--- PROVIDED INFORMATION ---

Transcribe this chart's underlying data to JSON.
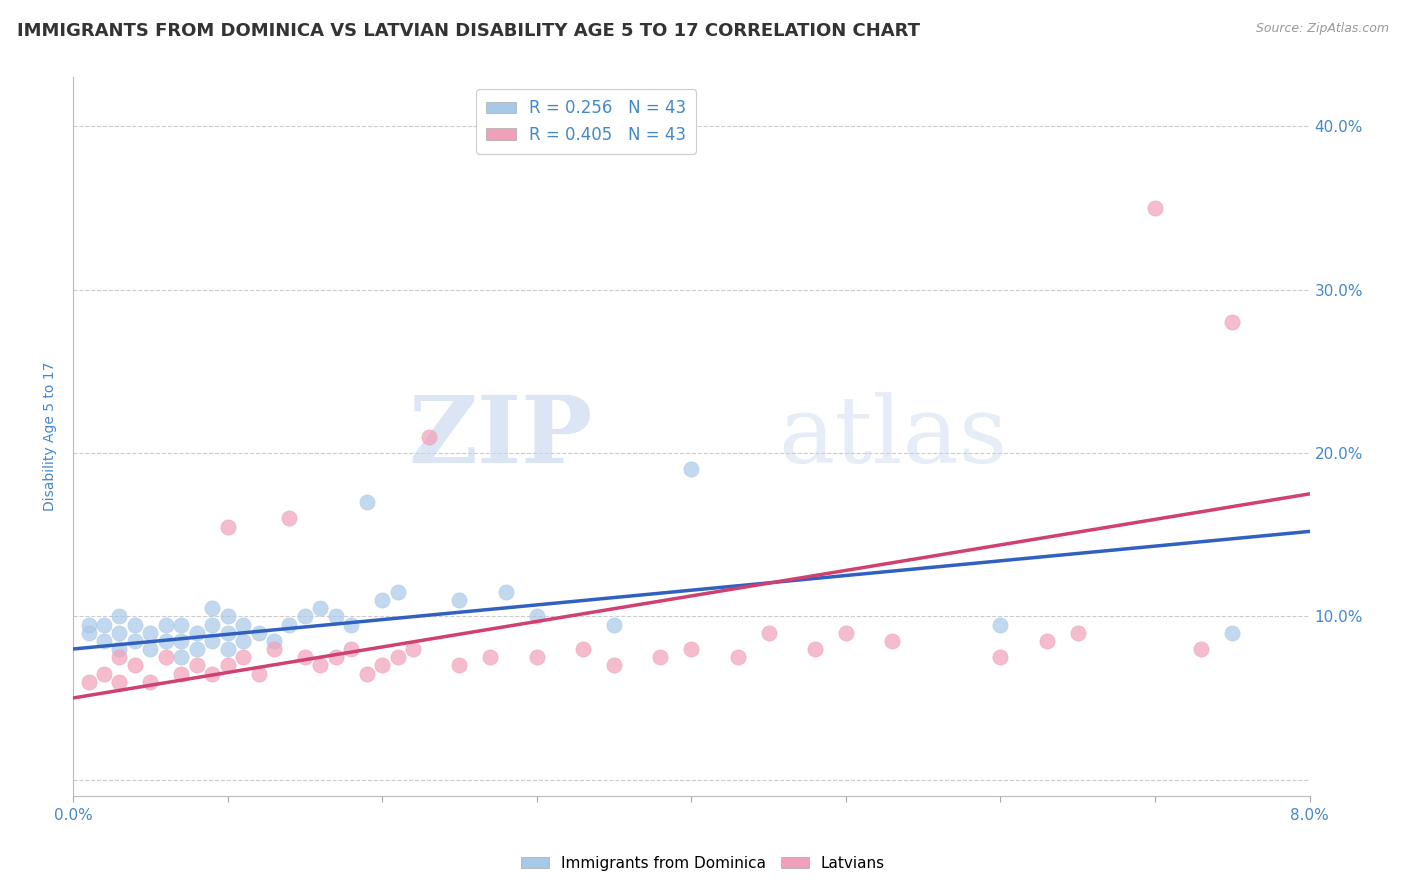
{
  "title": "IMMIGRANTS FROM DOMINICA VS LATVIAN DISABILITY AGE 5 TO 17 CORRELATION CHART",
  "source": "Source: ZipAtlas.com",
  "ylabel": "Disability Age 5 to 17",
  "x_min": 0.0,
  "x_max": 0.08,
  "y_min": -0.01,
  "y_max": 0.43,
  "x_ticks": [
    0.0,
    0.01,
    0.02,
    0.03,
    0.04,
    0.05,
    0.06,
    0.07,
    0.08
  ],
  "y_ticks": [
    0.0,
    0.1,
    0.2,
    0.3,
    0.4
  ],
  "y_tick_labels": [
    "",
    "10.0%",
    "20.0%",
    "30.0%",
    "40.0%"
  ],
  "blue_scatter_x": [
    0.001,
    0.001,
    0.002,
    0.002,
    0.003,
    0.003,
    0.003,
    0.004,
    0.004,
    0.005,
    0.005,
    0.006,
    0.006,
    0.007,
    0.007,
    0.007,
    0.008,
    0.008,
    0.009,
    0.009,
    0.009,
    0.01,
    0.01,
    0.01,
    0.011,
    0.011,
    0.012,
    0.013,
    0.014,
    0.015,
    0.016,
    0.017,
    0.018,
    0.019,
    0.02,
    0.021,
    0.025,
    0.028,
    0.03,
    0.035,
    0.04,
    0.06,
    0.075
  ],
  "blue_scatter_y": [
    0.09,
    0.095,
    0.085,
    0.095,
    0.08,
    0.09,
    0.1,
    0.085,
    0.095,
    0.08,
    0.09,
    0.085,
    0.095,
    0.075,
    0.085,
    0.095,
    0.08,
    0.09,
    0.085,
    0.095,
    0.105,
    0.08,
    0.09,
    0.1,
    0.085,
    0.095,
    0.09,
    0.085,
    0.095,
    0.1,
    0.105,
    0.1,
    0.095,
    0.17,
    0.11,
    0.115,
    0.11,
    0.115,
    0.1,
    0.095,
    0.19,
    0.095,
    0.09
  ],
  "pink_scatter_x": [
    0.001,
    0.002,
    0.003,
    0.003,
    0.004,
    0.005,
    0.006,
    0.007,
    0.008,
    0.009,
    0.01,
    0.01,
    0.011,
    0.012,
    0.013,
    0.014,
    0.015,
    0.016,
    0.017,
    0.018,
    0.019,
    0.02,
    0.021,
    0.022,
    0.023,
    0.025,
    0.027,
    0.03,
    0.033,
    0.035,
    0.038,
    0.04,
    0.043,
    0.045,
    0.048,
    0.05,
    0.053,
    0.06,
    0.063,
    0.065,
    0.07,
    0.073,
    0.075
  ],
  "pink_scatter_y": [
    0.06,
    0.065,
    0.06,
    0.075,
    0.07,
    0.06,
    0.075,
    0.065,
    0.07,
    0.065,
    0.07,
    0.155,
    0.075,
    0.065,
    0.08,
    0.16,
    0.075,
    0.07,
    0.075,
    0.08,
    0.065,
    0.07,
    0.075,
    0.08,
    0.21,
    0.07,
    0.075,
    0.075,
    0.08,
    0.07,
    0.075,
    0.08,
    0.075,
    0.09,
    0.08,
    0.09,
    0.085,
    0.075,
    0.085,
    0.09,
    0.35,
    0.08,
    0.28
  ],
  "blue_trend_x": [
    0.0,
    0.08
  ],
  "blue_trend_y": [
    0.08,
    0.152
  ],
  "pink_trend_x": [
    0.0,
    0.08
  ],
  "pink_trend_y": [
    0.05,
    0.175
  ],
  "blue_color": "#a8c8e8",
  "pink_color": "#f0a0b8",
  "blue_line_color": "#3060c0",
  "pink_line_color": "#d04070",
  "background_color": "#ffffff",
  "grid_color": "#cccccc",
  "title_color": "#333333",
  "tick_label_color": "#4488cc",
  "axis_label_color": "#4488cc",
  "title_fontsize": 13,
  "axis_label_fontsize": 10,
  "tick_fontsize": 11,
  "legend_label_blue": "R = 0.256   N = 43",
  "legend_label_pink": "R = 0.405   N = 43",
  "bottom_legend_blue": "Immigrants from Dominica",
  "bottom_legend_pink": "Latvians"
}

---
--- PROVIDED INFORMATION ---

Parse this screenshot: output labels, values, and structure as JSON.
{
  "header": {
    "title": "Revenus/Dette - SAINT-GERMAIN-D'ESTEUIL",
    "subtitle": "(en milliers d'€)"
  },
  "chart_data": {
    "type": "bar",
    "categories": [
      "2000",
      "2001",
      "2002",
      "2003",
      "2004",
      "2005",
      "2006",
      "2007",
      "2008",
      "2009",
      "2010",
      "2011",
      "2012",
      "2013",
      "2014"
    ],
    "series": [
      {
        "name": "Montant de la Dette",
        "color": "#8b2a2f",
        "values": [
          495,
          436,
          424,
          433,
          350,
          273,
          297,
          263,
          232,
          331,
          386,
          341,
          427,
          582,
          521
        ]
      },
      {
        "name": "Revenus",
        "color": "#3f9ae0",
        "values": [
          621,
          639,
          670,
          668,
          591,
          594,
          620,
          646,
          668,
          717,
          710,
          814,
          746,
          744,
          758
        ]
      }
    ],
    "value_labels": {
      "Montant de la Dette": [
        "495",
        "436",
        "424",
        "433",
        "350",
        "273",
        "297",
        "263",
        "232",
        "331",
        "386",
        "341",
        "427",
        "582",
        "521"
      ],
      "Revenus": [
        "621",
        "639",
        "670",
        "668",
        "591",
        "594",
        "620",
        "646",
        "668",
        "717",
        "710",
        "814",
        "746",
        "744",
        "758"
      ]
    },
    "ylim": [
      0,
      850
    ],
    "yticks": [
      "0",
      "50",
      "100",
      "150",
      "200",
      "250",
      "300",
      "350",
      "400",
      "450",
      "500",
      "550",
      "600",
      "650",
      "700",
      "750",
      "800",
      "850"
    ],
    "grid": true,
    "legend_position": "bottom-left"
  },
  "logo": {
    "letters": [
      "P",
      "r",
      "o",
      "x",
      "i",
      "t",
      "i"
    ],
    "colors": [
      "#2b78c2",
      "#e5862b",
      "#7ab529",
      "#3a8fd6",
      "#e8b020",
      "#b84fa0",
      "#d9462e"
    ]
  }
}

---

Scan the lines for the string "this". Copy out each line that matches.

◆ **THE RESULT**:
Transcribe this chart's underlying data to JSON.
Parse this screenshot: output labels, values, and structure as JSON.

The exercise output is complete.